Locate all lines with the word "dólares". Copy them.

Entries taken from a collection:
○ ○ ○ ○ ○ ○ ○

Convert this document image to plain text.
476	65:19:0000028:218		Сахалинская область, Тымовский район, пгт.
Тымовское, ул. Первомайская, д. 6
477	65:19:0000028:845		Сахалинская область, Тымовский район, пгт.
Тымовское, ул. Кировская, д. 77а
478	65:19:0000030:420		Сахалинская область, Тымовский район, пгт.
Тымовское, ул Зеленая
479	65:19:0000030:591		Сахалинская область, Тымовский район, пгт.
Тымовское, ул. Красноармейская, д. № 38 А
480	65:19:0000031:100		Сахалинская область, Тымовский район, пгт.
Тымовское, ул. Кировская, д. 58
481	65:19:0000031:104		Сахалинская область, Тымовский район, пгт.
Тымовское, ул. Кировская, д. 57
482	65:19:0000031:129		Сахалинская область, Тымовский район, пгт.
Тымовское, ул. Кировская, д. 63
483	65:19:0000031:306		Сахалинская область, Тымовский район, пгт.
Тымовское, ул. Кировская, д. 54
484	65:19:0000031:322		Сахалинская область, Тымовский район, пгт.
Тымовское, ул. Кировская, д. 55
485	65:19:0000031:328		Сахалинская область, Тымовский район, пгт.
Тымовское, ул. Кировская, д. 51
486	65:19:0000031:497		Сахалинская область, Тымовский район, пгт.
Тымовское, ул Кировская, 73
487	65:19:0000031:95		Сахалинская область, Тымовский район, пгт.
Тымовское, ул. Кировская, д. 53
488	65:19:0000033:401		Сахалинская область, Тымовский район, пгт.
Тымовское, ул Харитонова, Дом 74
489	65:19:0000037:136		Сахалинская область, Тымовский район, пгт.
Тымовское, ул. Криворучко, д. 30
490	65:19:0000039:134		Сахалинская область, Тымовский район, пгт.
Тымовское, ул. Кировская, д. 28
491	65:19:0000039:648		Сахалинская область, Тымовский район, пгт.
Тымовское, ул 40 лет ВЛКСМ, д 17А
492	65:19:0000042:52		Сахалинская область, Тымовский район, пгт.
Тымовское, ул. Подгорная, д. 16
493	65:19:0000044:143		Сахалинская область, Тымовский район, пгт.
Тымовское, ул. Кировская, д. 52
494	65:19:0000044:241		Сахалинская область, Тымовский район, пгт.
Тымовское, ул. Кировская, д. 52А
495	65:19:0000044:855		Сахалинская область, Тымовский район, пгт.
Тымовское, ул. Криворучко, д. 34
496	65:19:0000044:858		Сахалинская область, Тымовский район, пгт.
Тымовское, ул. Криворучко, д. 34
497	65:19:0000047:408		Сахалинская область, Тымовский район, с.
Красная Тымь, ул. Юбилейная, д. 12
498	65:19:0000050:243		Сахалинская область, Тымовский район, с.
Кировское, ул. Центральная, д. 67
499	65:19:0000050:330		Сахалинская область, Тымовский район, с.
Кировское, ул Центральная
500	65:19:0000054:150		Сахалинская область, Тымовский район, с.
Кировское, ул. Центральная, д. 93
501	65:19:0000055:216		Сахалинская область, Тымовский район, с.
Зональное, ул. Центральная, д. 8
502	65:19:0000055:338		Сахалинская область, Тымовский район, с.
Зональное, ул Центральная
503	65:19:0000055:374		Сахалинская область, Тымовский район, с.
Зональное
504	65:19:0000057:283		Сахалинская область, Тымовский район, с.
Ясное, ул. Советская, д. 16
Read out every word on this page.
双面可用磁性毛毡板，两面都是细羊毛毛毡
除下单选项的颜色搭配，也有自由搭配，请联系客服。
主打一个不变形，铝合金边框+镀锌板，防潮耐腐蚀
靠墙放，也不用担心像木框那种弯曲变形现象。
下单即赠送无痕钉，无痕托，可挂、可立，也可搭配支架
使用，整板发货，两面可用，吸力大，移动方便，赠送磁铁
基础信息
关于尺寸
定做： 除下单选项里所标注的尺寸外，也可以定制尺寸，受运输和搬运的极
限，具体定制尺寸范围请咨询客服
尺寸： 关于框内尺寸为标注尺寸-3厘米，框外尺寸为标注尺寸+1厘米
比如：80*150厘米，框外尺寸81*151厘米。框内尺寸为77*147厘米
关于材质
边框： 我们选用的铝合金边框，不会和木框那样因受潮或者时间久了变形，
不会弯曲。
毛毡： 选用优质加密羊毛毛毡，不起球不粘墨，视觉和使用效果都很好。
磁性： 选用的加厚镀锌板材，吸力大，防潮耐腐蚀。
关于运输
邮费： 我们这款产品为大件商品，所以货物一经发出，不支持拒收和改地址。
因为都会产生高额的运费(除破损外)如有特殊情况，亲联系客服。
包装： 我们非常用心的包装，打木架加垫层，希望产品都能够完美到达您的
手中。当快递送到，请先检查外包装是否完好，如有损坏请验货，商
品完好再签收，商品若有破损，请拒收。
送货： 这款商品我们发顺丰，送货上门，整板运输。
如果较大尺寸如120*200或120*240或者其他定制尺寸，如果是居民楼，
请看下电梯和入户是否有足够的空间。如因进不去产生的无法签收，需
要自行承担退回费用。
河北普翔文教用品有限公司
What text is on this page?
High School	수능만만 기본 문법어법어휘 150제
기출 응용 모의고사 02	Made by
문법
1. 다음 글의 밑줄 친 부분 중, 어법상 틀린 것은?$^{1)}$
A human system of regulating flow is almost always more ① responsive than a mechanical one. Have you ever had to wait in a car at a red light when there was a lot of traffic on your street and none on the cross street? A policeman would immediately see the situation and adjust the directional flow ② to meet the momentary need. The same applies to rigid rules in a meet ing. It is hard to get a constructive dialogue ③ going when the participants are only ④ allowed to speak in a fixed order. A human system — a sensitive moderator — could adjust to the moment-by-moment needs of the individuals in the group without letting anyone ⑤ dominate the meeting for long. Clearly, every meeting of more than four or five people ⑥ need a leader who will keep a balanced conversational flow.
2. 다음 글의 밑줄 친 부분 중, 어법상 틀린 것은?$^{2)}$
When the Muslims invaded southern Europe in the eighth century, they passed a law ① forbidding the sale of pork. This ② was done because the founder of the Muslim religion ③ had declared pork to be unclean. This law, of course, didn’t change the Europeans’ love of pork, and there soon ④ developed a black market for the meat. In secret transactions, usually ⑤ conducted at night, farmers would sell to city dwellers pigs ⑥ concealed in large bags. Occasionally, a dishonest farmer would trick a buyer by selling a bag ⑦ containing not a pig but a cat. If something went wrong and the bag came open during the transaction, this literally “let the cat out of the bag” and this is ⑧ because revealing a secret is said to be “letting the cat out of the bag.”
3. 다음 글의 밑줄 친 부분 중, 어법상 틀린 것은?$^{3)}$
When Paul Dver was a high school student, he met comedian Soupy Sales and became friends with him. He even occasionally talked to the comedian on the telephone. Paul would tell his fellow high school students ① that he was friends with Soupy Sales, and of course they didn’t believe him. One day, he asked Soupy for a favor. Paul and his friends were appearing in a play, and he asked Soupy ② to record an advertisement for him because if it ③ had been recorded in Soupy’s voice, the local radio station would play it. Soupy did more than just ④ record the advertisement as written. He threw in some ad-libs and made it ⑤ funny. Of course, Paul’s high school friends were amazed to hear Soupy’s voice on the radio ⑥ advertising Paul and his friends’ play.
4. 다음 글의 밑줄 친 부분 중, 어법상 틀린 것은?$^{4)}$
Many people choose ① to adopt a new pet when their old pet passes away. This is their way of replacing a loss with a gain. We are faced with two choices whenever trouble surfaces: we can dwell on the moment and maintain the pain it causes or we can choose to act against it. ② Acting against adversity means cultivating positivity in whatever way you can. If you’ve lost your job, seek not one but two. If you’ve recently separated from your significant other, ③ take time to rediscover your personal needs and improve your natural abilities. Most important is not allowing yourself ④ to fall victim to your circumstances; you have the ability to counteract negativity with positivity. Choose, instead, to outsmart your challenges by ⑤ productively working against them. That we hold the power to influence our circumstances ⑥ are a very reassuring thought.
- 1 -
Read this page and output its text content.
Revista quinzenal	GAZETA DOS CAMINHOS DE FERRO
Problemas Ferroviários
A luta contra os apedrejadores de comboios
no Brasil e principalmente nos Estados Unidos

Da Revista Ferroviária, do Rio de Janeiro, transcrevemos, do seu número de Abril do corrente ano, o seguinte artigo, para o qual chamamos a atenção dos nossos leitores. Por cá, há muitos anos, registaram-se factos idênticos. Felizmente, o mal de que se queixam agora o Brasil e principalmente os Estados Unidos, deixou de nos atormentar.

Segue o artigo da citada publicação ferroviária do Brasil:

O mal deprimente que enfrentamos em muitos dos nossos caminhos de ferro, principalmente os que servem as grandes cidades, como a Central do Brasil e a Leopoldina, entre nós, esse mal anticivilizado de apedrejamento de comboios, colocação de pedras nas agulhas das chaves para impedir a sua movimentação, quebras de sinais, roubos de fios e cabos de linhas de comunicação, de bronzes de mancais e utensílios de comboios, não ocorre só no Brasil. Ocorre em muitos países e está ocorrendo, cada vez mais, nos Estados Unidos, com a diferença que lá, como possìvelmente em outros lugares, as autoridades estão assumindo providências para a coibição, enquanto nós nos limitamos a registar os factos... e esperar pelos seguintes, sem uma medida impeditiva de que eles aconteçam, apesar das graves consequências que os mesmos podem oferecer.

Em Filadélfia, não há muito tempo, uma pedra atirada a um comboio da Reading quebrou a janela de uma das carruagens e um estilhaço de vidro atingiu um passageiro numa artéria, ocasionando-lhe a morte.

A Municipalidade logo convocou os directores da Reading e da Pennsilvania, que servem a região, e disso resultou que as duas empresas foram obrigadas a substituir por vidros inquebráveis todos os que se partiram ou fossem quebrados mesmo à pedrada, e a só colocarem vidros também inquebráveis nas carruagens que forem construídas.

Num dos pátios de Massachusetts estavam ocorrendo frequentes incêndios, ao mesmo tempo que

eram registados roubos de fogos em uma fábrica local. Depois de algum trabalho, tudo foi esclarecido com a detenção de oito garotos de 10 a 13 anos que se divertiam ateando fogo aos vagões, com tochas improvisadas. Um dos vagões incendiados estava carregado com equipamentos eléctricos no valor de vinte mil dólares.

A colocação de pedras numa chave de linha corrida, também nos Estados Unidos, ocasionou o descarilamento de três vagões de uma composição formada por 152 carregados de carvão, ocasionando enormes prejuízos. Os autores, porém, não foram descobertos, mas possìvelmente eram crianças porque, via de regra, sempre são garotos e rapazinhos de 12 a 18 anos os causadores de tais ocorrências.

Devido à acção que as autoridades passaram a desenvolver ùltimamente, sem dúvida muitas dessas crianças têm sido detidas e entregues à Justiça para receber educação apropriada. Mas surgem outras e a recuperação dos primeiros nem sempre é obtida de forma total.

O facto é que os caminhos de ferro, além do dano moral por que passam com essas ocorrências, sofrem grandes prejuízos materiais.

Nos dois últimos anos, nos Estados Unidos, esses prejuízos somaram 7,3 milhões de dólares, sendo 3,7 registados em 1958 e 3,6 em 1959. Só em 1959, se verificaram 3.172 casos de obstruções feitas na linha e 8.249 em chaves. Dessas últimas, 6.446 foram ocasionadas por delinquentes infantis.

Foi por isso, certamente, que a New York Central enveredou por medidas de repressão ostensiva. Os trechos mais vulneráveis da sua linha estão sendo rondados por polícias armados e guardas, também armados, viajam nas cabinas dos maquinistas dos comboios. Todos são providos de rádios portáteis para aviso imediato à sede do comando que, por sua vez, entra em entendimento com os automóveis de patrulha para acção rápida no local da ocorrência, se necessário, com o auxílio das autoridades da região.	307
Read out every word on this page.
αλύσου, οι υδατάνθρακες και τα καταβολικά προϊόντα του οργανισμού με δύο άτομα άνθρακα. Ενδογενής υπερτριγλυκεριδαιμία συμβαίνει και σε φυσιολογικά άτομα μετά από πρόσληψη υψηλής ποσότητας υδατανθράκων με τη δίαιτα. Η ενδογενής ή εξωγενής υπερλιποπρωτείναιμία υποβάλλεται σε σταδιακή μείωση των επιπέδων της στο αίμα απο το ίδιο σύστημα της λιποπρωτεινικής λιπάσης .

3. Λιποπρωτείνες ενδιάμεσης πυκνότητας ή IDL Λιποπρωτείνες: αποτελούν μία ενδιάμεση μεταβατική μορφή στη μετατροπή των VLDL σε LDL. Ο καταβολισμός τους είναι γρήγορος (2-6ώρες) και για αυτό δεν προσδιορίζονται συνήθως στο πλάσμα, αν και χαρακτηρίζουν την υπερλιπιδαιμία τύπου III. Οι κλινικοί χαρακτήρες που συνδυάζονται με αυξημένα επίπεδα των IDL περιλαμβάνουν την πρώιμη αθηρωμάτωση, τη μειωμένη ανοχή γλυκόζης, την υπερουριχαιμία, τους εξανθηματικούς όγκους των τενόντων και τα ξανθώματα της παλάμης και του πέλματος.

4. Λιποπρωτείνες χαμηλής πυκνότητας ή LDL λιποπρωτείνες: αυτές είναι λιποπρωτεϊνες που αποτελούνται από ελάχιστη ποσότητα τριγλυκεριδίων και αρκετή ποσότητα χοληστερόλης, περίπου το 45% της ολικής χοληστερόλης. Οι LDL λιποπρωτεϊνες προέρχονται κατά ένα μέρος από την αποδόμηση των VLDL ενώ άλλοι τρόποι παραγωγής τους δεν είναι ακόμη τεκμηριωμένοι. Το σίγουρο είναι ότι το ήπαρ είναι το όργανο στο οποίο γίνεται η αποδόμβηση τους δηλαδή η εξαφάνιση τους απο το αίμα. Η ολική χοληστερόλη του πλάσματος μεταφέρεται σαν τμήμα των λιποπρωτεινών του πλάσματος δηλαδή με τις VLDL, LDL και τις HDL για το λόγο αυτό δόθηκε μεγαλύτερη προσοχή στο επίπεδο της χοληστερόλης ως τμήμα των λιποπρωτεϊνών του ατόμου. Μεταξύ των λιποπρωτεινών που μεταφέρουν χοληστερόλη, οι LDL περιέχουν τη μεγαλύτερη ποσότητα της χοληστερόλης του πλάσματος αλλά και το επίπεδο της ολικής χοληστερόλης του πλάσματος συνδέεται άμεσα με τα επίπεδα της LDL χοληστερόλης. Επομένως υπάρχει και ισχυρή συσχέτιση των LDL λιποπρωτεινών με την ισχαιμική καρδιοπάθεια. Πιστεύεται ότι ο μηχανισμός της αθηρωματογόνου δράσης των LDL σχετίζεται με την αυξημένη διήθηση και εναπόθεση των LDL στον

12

○ ○ ○ ○ ○ ○ ○

• WRITTEN RESPONSE
eram registados roubos de fogos em uma fábrica local. Depois de algum trabalho, tudo foi esclarecido com a detenção de oito garotos de 10 a 13 anos que se divertiam ateando fogo aos vagões, com tochas improvisadas. Um dos vagões incendiados estava carregado com equipamentos eléctricos no valor de vinte mil dólares.
Nos dois últimos anos, nos Estados Unidos, esses prejuízos somaram 7,3 milhões de dólares, sendo 3,7 registados em 1958 e 3,6 em 1959. Só em 1959, se verificaram 3.172 casos de obstruções feitas na linha e 8.249 em chaves. Dessas últimas, 6.446 foram ocasionadas por delinquentes infantis.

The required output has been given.